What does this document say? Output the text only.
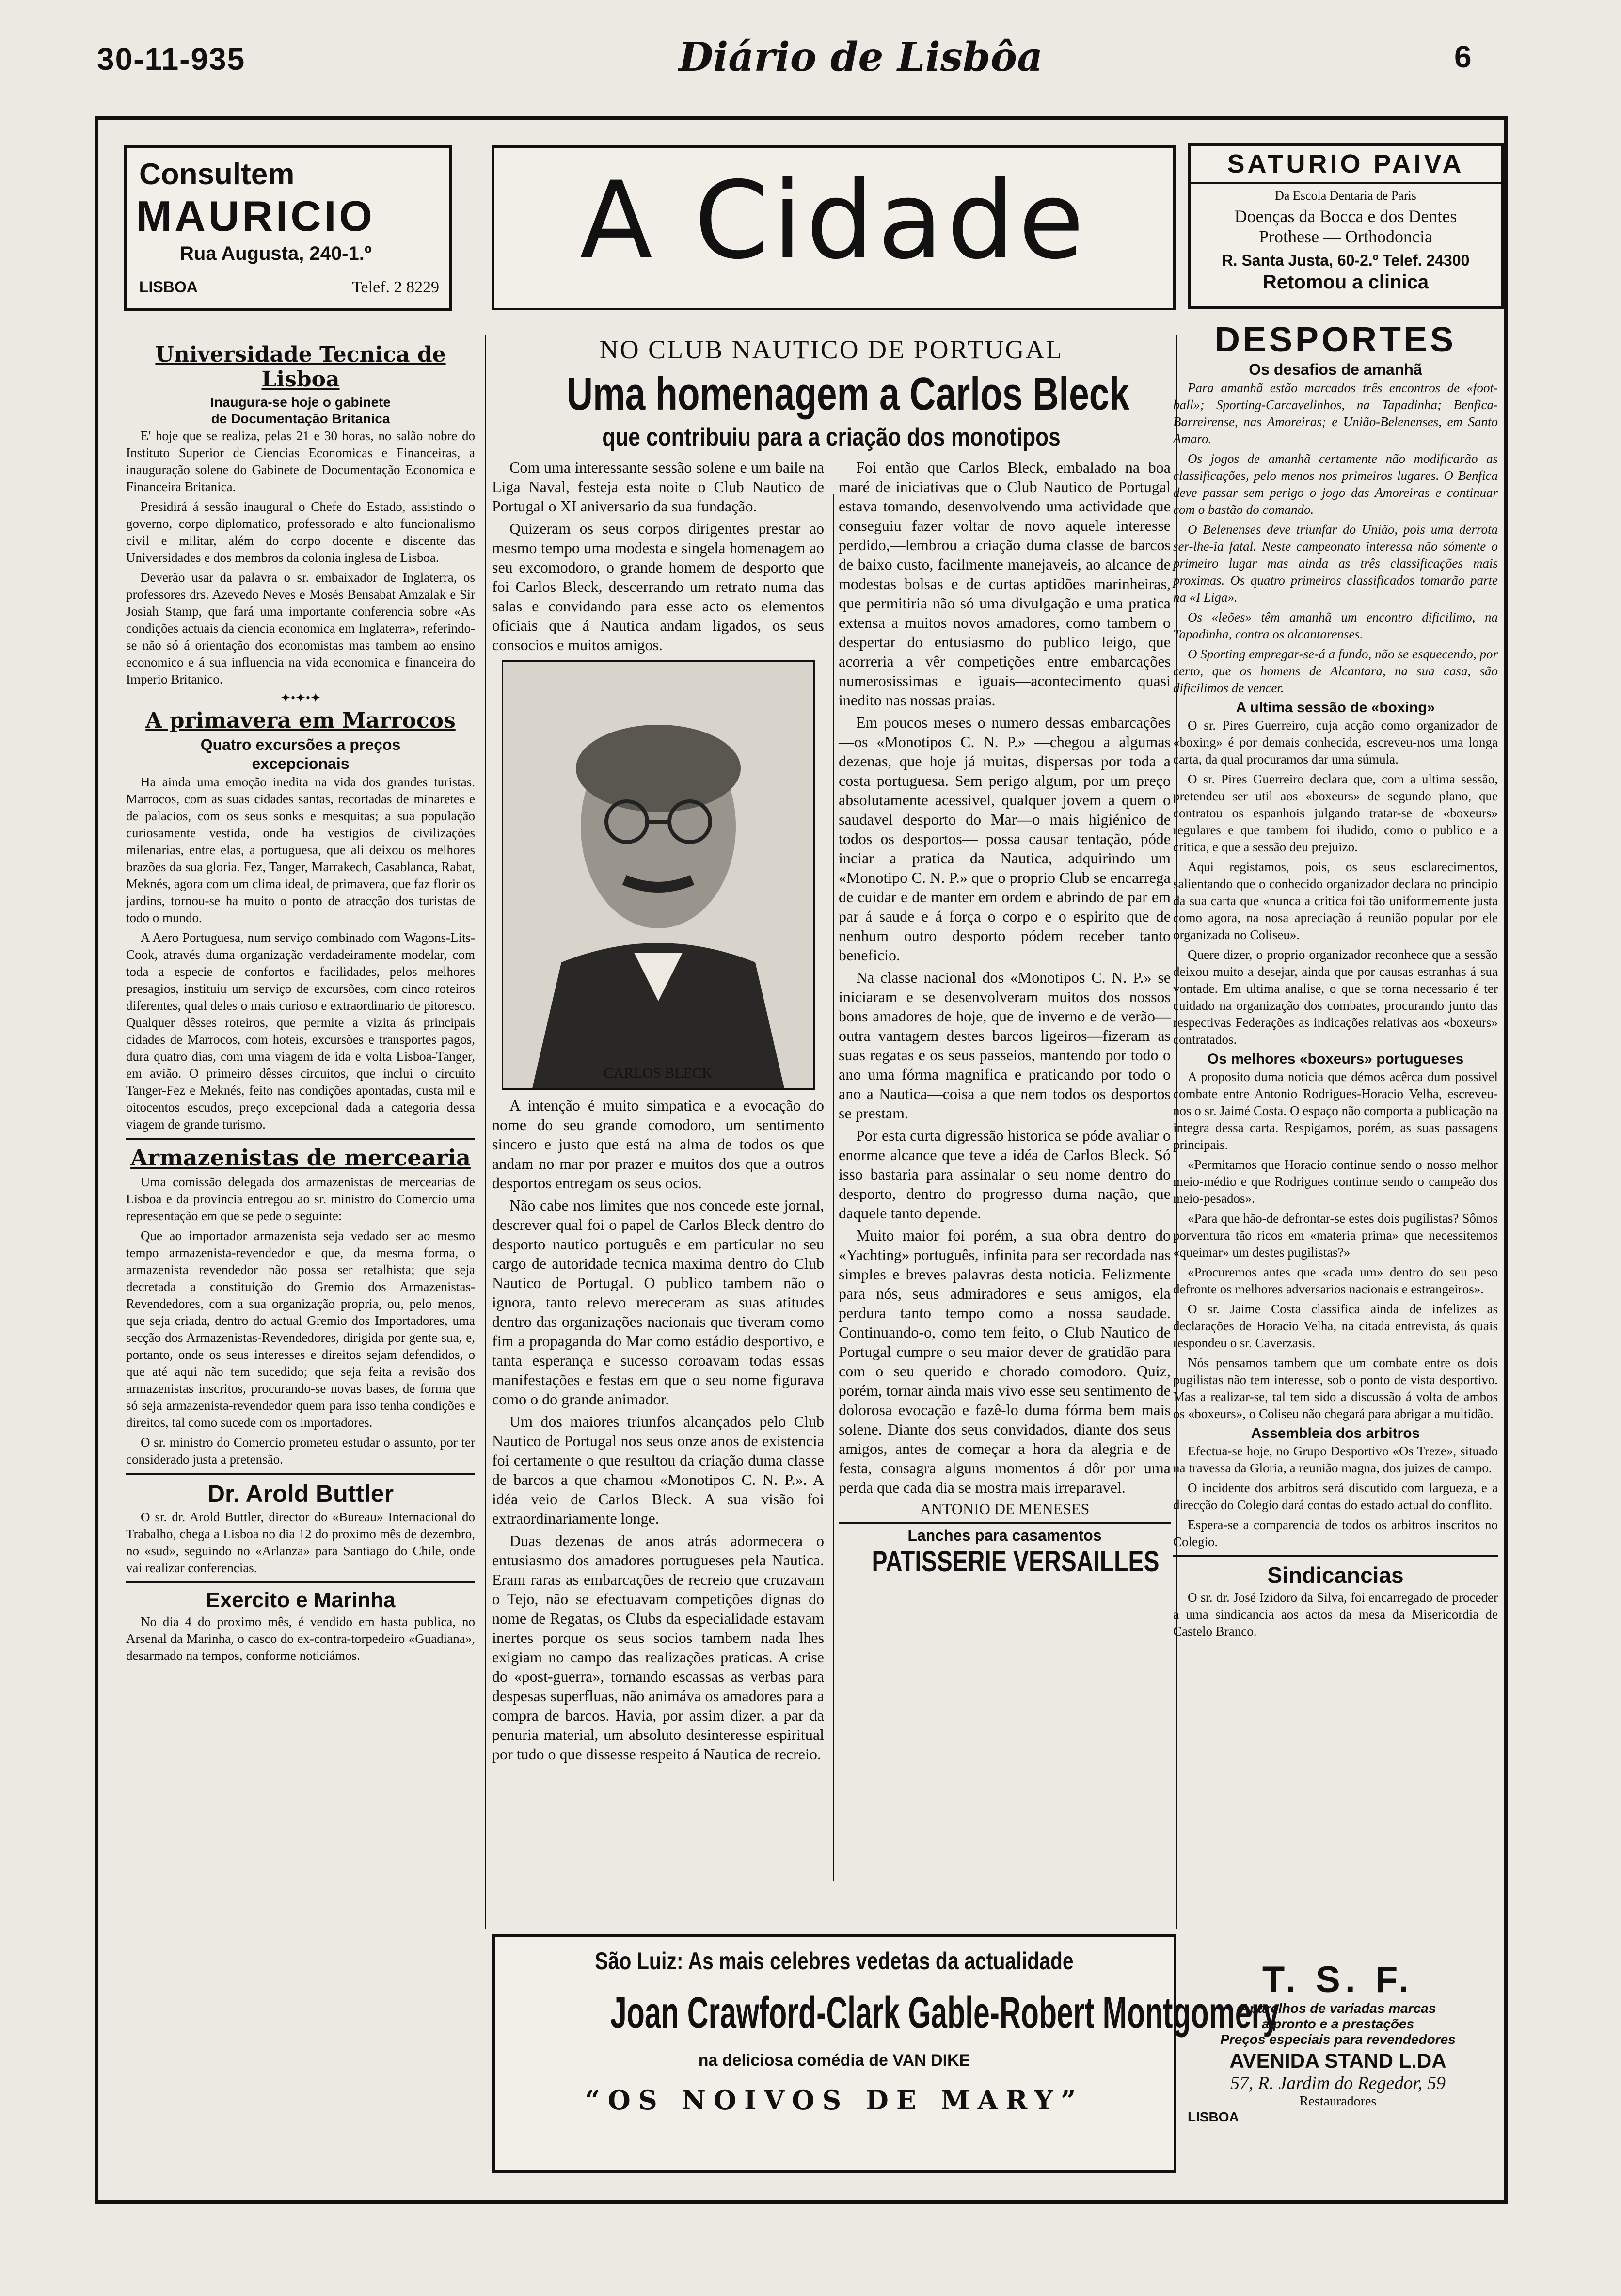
30-11-935	Diário de Lisbôa	6
Consultem
MAURICIO
Rua Augusta, 240-1.º
LISBOA	Telef. 2 8229
A Cidade	SATURIO PAIVA
Da Escola Dentaria de Paris
Doenças da Bocca e dos Dentes
Prothese — Orthodoncia
R. Santa Justa, 60-2.º Telef. 24300
Retomou a clinica
Universidade Tecnica de Lisboa
Inaugura-se hoje o gabinete
de Documentação Britanica

E' hoje que se realiza, pelas 21 e 30 horas, no salão nobre do Instituto Superior de Ciencias Economicas e Financeiras, a inauguração solene do Gabinete de Documentação Economica e Financeira Britanica.

Presidirá á sessão inaugural o Chefe do Estado, assistindo o governo, corpo diplomatico, professorado e alto funcionalismo civil e militar, além do corpo docente e discente das Universidades e dos membros da colonia inglesa de Lisboa.

Deverão usar da palavra o sr. embaixador de Inglaterra, os professores drs. Azevedo Neves e Mosés Bensabat Amzalak e Sir Josiah Stamp, que fará uma importante conferencia sobre «As condições actuais da ciencia economica em Inglaterra», referindo-se não só á orientação dos economistas mas tambem ao ensino economico e á sua influencia na vida economica e financeira do Imperio Britanico.

✦•✦•✦
A primavera em Marrocos
Quatro excursões a preços
excepcionais

Ha ainda uma emoção inedita na vida dos grandes turistas. Marrocos, com as suas cidades santas, recortadas de minaretes e de palacios, com os seus sonks e mesquitas; a sua população curiosamente vestida, onde ha vestigios de civilizações milenarias, entre elas, a portuguesa, que ali deixou os melhores brazões da sua gloria. Fez, Tanger, Marrakech, Casablanca, Rabat, Meknés, agora com um clima ideal, de primavera, que faz florir os jardins, tornou-se ha muito o ponto de atracção dos turistas de todo o mundo.

A Aero Portuguesa, num serviço combinado com Wagons-Lits-Cook, através duma organização verdadeiramente modelar, com toda a especie de confortos e facilidades, pelos melhores presagios, instituiu um serviço de excursões, com cinco roteiros diferentes, qual deles o mais curioso e extraordinario de pitoresco. Qualquer dêsses roteiros, que permite a vizita ás principais cidades de Marrocos, com hoteis, excursões e transportes pagos, dura quatro dias, com uma viagem de ida e volta Lisboa-Tanger, em avião. O primeiro dêsses circuitos, que inclui o circuito Tanger-Fez e Meknés, feito nas condições apontadas, custa mil e oitocentos escudos, preço excepcional dada a categoria dessa viagem de grande turismo.

Armazenistas de mercearia

Uma comissão delegada dos armazenistas de mercearias de Lisboa e da provincia entregou ao sr. ministro do Comercio uma representação em que se pede o seguinte:

Que ao importador armazenista seja vedado ser ao mesmo tempo armazenista-revendedor e que, da mesma forma, o armazenista revendedor não possa ser retalhista; que seja decretada a constituição do Gremio dos Armazenistas-Revendedores, com a sua organização propria, ou, pelo menos, que seja criada, dentro do actual Gremio dos Importadores, uma secção dos Armazenistas-Revendedores, dirigida por gente sua, e, portanto, onde os seus interesses e direitos sejam defendidos, o que até aqui não tem sucedido; que seja feita a revisão dos armazenistas inscritos, procurando-se novas bases, de forma que só seja armazenista-revendedor quem para isso tenha condições e direitos, tal como sucede com os importadores.

O sr. ministro do Comercio prometeu estudar o assunto, por ter considerado justa a pretensão.

Dr. Arold Buttler

O sr. dr. Arold Buttler, director do «Bureau» Internacional do Trabalho, chega a Lisboa no dia 12 do proximo mês de dezembro, no «sud», seguindo no «Arlanza» para Santiago do Chile, onde vai realizar conferencias.

Exercito e Marinha

No dia 4 do proximo mês, é vendido em hasta publica, no Arsenal da Marinha, o casco do ex-contra-torpedeiro «Guadiana», desarmado na tempos, conforme noticiámos.

NO CLUB NAUTICO DE PORTUGAL
Uma homenagem a Carlos Bleck
que contribuiu para a criação dos monotipos

Com uma interessante sessão solene e um baile na Liga Naval, festeja esta noite o Club Nautico de Portugal o XI aniversario da sua fundação.

Quizeram os seus corpos dirigentes prestar ao mesmo tempo uma modesta e singela homenagem ao seu excomodoro, o grande homem de desporto que foi Carlos Bleck, descerrando um retrato numa das salas e convidando para esse acto os elementos oficiais que á Nautica andam ligados, os seus consocios e muitos amigos.

CARLOS BLECK

A intenção é muito simpatica e a evocação do nome do seu grande comodoro, um sentimento sincero e justo que está na alma de todos os que andam no mar por prazer e muitos dos que a outros desportos entregam os seus ocios.

Não cabe nos limites que nos concede este jornal, descrever qual foi o papel de Carlos Bleck dentro do desporto nautico português e em particular no seu cargo de autoridade tecnica maxima dentro do Club Nautico de Portugal. O publico tambem não o ignora, tanto relevo mereceram as suas atitudes dentro das organizações nacionais que tiveram como fim a propaganda do Mar como estádio desportivo, e tanta esperança e sucesso coroavam todas essas manifestações e festas em que o seu nome figurava como o do grande animador.

Um dos maiores triunfos alcançados pelo Club Nautico de Portugal nos seus onze anos de existencia foi certamente o que resultou da criação duma classe de barcos a que chamou «Monotipos C. N. P.». A idéa veio de Carlos Bleck. A sua visão foi extraordinariamente longe.

Duas dezenas de anos atrás adormecera o entusiasmo dos amadores portugueses pela Nautica. Eram raras as embarcações de recreio que cruzavam o Tejo, não se efectuavam competições dignas do nome de Regatas, os Clubs da especialidade estavam inertes porque os seus socios tambem nada lhes exigiam no campo das realizações praticas. A crise do «post-guerra», tornando escassas as verbas para despesas superfluas, não animáva os amadores para a compra de barcos. Havia, por assim dizer, a par da penuria material, um absoluto desinteresse espiritual por tudo o que dissesse respeito á Nautica de recreio.

Foi então que Carlos Bleck, embalado na boa maré de iniciativas que o Club Nautico de Portugal estava tomando, desenvolvendo uma actividade que conseguiu fazer voltar de novo aquele interesse perdido,—lembrou a criação duma classe de barcos de baixo custo, facilmente manejaveis, ao alcance de modestas bolsas e de curtas aptidões marinheiras, que permitiria não só uma divulgação e uma pratica extensa a muitos novos amadores, como tambem o despertar do entusiasmo do publico leigo, que acorreria a vêr competições entre embarcações numerosissimas e iguais—acontecimento quasi inedito nas nossas praias.

Em poucos meses o numero dessas embarcações—os «Monotipos C. N. P.» —chegou a algumas dezenas, que hoje já muitas, dispersas por toda a costa portuguesa. Sem perigo algum, por um preço absolutamente acessivel, qualquer jovem a quem o saudavel desporto do Mar—o mais higiénico de todos os desportos— possa causar tentação, póde inciar a pratica da Nautica, adquirindo um «Monotipo C. N. P.» que o proprio Club se encarrega de cuidar e de manter em ordem e abrindo de par em par á saude e á força o corpo e o espirito que de nenhum outro desporto pódem receber tanto beneficio.

Na classe nacional dos «Monotipos C. N. P.» se iniciaram e se desenvolveram muitos dos nossos bons amadores de hoje, que de inverno e de verão—outra vantagem destes barcos ligeiros—fizeram as suas regatas e os seus passeios, mantendo por todo o ano uma fórma magnifica e praticando por todo o ano a Nautica—coisa a que nem todos os desportos se prestam.

Por esta curta digressão historica se póde avaliar o enorme alcance que teve a idéa de Carlos Bleck. Só isso bastaria para assinalar o seu nome dentro do desporto, dentro do progresso duma nação, que daquele tanto depende.

Muito maior foi porém, a sua obra dentro do «Yachting» português, infinita para ser recordada nas simples e breves palavras desta noticia. Felizmente para nós, seus admiradores e seus amigos, ela perdura tanto tempo como a nossa saudade. Continuando-o, como tem feito, o Club Nautico de Portugal cumpre o seu maior dever de gratidão para com o seu querido e chorado comodoro. Quiz, porém, tornar ainda mais vivo esse seu sentimento de dolorosa evocação e fazê-lo duma fórma bem mais solene. Diante dos seus convidados, diante dos seus amigos, antes de começar a hora da alegria e de festa, consagra alguns momentos á dôr por uma perda que cada dia se mostra mais irreparavel.

ANTONIO DE MENESES
Lanches para casamentos
PATISSERIE VERSAILLES
DESPORTES
Os desafios de amanhã

Para amanhã estão marcados três encontros de «foot-ball»; Sporting-Carcavelinhos, na Tapadinha; Benfica-Barreirense, nas Amoreiras; e União-Belenenses, em Santo Amaro.

Os jogos de amanhã certamente não modificarão as classificações, pelo menos nos primeiros lugares. O Benfica deve passar sem perigo o jogo das Amoreiras e continuar com o bastão do comando.

O Belenenses deve triunfar do União, pois uma derrota ser-lhe-ia fatal. Neste campeonato interessa não sómente o primeiro lugar mas ainda as três classificações mais proximas. Os quatro primeiros classificados tomarão parte na «I Liga».

Os «leões» têm amanhã um encontro dificilimo, na Tapadinha, contra os alcantarenses.

O Sporting empregar-se-á a fundo, não se esquecendo, por certo, que os homens de Alcantara, na sua casa, são dificilimos de vencer.

A ultima sessão de «boxing»

O sr. Pires Guerreiro, cuja acção como organizador de «boxing» é por demais conhecida, escreveu-nos uma longa carta, da qual procuramos dar uma súmula.

O sr. Pires Guerreiro declara que, com a ultima sessão, pretendeu ser util aos «boxeurs» de segundo plano, que contratou os espanhois julgando tratar-se de «boxeurs» regulares e que tambem foi iludido, como o publico e a critica, e que a sessão deu prejuizo.

Aqui registamos, pois, os seus esclarecimentos, salientando que o conhecido organizador declara no principio da sua carta que «nunca a critica foi tão uniformemente justa como agora, na nosa apreciação á reunião popular por ele organizada no Coliseu».

Quere dizer, o proprio organizador reconhece que a sessão deixou muito a desejar, ainda que por causas estranhas á sua vontade. Em ultima analise, o que se torna necessario é ter cuidado na organização dos combates, procurando junto das respectivas Federações as indicações relativas aos «boxeurs» contratados.

Os melhores «boxeurs» portugueses

A proposito duma noticia que démos acêrca dum possivel combate entre Antonio Rodrigues-Horacio Velha, escreveu-nos o sr. Jaimé Costa. O espaço não comporta a publicação na integra dessa carta. Respigamos, porém, as suas passagens principais.

«Permitamos que Horacio continue sendo o nosso melhor meio-médio e que Rodrigues continue sendo o campeão dos meio-pesados».

«Para que hão-de defrontar-se estes dois pugilistas? Sômos porventura tão ricos em «materia prima» que necessitemos «queimar» um destes pugilistas?»

«Procuremos antes que «cada um» dentro do seu peso defronte os melhores adversarios nacionais e estrangeiros».

O sr. Jaime Costa classifica ainda de infelizes as declarações de Horacio Velha, na citada entrevista, ás quais respondeu o sr. Caverzasis.

Nós pensamos tambem que um combate entre os dois pugilistas não tem interesse, sob o ponto de vista desportivo. Mas a realizar-se, tal tem sido a discussão á volta de ambos os «boxeurs», o Coliseu não chegará para abrigar a multidão.

Assembleia dos arbitros

Efectua-se hoje, no Grupo Desportivo «Os Treze», situado na travessa da Gloria, a reunião magna, dos juizes de campo.

O incidente dos arbitros será discutido com largueza, e a direcção do Colegio dará contas do estado actual do conflito.

Espera-se a comparencia de todos os arbitros inscritos no Colegio.

Sindicancias

O sr. dr. José Izidoro da Silva, foi encarregado de proceder a uma sindicancia aos actos da mesa da Misericordia de Castelo Branco.

São Luiz: As mais celebres vedetas da actualidade
Joan Crawford-Clark Gable-Robert Montgomery
na deliciosa comédia de VAN DIKE
“OS NOIVOS DE MARY”
T. S. F.
Aparelhos de variadas marcas
a pronto e a prestações
Preços especiais para revendedores
AVENIDA STAND L.DA
57, R. Jardim do Regedor, 59
Restauradores
LISBOA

### AIM
Across the entries, how many lines contain "embarcações"? Reply with the number only.

### TASK RESPONSE
3